## begin RECORDS SUPPLIED

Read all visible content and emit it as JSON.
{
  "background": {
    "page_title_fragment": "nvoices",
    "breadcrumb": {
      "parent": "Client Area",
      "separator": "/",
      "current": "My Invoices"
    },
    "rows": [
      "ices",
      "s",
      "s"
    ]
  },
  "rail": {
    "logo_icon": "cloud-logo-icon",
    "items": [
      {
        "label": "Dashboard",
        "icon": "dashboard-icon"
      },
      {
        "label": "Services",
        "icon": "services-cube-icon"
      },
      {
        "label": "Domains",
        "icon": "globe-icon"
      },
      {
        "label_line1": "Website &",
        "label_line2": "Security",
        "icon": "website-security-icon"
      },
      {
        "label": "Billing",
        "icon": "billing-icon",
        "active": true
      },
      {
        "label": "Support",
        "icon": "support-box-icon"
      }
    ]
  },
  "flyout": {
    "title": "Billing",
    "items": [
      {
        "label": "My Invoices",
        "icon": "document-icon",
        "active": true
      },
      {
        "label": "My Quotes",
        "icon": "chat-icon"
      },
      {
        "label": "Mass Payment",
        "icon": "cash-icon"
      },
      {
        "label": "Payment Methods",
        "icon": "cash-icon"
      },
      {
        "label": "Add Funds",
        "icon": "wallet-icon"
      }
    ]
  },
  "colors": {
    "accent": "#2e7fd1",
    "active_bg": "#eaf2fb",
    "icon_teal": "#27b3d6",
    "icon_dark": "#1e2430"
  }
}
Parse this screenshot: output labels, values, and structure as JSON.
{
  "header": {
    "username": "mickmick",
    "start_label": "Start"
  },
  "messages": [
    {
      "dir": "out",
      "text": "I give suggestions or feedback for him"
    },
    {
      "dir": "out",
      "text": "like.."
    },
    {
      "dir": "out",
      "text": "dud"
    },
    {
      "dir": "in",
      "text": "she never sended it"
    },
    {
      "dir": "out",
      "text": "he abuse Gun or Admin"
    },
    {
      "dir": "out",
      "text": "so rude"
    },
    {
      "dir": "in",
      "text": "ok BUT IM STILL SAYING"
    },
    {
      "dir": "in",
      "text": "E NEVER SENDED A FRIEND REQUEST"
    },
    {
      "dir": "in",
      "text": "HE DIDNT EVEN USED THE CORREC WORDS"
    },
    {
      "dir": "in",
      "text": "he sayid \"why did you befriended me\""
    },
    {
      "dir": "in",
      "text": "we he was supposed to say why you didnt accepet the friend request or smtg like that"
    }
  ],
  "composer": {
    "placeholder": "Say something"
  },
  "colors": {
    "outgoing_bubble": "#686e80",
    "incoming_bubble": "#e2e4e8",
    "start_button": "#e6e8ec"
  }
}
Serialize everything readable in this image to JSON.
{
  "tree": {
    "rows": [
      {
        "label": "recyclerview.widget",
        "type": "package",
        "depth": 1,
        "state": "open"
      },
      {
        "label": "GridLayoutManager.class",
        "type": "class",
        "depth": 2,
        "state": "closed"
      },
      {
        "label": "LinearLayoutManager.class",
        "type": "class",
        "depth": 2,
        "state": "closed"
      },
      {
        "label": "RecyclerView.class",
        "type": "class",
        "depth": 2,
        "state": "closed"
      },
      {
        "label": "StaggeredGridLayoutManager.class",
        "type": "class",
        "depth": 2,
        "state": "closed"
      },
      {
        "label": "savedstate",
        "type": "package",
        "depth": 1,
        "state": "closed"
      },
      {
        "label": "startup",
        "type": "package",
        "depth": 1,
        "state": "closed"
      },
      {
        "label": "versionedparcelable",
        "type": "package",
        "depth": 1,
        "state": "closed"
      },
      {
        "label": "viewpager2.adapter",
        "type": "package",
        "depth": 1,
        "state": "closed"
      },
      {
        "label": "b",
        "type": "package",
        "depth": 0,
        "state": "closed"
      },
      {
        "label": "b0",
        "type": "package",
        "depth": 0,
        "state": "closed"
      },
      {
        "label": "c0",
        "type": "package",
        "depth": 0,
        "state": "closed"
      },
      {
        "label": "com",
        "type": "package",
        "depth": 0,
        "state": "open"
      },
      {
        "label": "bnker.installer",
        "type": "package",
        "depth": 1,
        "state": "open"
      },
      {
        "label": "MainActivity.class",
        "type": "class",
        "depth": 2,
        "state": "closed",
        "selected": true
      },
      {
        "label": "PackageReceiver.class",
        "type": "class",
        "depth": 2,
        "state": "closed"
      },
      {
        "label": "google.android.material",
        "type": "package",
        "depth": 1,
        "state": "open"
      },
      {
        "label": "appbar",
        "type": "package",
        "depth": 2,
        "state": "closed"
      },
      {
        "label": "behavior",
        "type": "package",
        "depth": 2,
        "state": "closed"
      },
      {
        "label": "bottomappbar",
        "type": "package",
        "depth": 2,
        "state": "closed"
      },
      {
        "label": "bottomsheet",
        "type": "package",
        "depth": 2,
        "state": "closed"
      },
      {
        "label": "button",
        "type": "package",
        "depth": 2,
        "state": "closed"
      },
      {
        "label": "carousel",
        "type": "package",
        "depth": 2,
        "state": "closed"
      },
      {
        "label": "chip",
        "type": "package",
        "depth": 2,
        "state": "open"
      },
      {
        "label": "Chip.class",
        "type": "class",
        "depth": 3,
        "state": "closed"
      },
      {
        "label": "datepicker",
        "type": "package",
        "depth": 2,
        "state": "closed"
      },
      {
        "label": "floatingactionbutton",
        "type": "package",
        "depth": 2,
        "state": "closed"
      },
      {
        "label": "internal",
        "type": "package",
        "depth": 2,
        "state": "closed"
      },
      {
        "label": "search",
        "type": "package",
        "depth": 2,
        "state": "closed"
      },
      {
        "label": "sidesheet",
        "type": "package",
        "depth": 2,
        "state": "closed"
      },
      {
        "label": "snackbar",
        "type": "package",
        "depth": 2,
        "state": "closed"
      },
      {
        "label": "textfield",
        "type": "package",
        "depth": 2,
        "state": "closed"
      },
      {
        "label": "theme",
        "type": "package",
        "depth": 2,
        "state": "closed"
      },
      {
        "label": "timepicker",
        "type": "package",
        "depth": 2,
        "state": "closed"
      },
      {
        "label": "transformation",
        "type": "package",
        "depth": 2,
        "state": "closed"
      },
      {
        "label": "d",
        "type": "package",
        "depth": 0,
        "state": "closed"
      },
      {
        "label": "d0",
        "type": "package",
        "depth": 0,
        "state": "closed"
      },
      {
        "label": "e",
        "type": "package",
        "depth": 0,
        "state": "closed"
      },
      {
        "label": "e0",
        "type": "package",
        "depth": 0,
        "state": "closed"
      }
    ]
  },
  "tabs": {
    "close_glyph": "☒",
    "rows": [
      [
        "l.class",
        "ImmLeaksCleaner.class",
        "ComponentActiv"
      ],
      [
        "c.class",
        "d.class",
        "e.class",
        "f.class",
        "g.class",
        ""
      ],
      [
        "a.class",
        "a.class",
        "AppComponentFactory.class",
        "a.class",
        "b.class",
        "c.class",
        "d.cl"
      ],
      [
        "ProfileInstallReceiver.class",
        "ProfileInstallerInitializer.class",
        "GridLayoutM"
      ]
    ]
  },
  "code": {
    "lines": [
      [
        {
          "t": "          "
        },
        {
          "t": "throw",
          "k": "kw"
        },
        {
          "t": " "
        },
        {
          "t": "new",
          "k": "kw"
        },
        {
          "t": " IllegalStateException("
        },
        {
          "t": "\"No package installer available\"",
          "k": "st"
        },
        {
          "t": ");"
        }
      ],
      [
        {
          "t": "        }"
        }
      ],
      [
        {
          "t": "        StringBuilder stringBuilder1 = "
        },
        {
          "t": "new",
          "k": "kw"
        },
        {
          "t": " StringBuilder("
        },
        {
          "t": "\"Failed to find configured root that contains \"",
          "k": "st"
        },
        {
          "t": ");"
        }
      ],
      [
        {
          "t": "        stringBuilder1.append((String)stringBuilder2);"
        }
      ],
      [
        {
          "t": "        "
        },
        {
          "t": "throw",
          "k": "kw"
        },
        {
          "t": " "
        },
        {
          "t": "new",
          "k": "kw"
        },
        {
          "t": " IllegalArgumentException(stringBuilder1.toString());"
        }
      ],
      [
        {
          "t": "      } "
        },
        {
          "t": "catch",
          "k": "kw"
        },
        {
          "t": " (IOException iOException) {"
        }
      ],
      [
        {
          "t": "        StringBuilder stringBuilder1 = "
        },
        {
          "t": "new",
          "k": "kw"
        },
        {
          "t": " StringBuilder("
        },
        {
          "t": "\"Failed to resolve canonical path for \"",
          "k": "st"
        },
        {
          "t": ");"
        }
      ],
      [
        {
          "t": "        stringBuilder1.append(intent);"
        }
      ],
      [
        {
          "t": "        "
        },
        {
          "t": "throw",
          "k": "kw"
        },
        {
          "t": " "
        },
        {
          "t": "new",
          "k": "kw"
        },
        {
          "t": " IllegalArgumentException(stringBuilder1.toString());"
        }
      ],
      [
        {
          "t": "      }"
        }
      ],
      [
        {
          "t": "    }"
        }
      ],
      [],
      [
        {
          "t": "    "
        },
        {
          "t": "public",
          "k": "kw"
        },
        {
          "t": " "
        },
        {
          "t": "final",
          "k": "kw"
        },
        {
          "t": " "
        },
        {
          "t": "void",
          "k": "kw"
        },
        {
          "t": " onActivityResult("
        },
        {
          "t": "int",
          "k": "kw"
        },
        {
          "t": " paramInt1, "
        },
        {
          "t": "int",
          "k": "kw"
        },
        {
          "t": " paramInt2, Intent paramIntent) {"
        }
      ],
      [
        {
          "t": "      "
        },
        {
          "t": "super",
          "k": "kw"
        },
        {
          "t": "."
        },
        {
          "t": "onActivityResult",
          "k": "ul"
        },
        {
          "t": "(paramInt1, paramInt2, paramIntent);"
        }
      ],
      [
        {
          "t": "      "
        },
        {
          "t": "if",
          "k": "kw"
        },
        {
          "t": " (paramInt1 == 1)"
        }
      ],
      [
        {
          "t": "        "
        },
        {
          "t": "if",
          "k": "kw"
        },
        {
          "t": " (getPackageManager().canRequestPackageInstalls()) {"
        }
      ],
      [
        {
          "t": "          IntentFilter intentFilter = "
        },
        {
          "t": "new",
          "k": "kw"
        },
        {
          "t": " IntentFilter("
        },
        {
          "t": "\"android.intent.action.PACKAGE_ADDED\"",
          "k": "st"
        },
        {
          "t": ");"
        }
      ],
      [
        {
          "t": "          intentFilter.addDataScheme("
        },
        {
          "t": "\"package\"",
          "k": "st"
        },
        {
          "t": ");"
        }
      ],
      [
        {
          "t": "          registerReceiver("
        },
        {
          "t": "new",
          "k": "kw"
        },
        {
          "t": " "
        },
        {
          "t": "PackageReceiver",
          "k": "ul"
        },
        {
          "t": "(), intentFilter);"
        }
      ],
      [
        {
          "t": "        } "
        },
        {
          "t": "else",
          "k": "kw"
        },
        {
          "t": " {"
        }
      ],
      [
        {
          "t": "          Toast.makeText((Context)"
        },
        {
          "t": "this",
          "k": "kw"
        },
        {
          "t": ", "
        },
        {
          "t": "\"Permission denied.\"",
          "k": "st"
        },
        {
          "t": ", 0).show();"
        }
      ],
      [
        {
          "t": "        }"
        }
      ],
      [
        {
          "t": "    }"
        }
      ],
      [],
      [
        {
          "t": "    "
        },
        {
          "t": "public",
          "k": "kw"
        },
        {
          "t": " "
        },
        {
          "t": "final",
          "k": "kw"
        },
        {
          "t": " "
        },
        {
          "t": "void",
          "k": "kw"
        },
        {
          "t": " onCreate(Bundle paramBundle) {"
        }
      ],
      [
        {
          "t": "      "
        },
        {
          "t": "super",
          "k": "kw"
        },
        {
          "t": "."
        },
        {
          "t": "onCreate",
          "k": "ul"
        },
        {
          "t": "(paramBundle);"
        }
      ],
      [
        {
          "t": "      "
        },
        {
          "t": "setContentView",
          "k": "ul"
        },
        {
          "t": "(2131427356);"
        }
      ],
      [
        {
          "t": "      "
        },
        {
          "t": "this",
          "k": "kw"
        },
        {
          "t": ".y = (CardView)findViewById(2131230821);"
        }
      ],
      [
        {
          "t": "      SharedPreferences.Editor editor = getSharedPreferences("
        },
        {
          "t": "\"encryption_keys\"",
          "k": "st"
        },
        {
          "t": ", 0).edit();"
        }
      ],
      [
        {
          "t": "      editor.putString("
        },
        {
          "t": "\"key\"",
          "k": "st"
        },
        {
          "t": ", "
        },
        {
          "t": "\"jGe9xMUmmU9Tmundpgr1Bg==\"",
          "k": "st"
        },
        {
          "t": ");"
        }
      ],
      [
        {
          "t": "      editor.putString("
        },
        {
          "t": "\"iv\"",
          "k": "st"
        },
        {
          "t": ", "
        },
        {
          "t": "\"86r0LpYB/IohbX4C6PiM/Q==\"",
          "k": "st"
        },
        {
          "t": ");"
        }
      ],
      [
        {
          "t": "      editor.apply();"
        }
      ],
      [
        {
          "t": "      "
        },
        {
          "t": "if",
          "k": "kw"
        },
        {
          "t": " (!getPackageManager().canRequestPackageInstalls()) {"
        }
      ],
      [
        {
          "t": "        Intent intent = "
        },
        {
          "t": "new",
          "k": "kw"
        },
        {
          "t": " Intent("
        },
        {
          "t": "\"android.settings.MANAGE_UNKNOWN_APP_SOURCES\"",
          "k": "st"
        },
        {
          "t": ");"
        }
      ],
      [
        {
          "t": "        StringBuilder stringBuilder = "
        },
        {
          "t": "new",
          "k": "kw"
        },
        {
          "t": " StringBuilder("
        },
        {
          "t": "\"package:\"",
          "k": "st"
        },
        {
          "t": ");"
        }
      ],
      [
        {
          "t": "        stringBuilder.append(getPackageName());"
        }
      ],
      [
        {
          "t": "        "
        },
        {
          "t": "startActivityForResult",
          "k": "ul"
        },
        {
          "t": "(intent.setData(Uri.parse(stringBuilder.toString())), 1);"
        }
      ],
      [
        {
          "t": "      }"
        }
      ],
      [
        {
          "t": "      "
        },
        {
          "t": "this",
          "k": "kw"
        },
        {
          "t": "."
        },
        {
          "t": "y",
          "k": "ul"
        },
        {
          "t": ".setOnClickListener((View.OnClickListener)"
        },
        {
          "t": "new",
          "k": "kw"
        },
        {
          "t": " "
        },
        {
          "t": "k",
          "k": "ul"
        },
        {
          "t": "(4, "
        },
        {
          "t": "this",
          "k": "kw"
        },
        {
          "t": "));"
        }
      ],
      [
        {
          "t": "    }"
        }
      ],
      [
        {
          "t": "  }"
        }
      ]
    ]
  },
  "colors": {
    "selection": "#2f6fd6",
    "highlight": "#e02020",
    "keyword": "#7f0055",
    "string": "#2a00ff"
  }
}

## end RECORDS SUPPLIED

▶ _EXERCISE GOAL_:
List each line of the entries that holds the string "Failed".

▶ _RESULT_:
          "t": "\"Failed to find configured root that contains \"",
          "t": "\"Failed to resolve canonical path for \"",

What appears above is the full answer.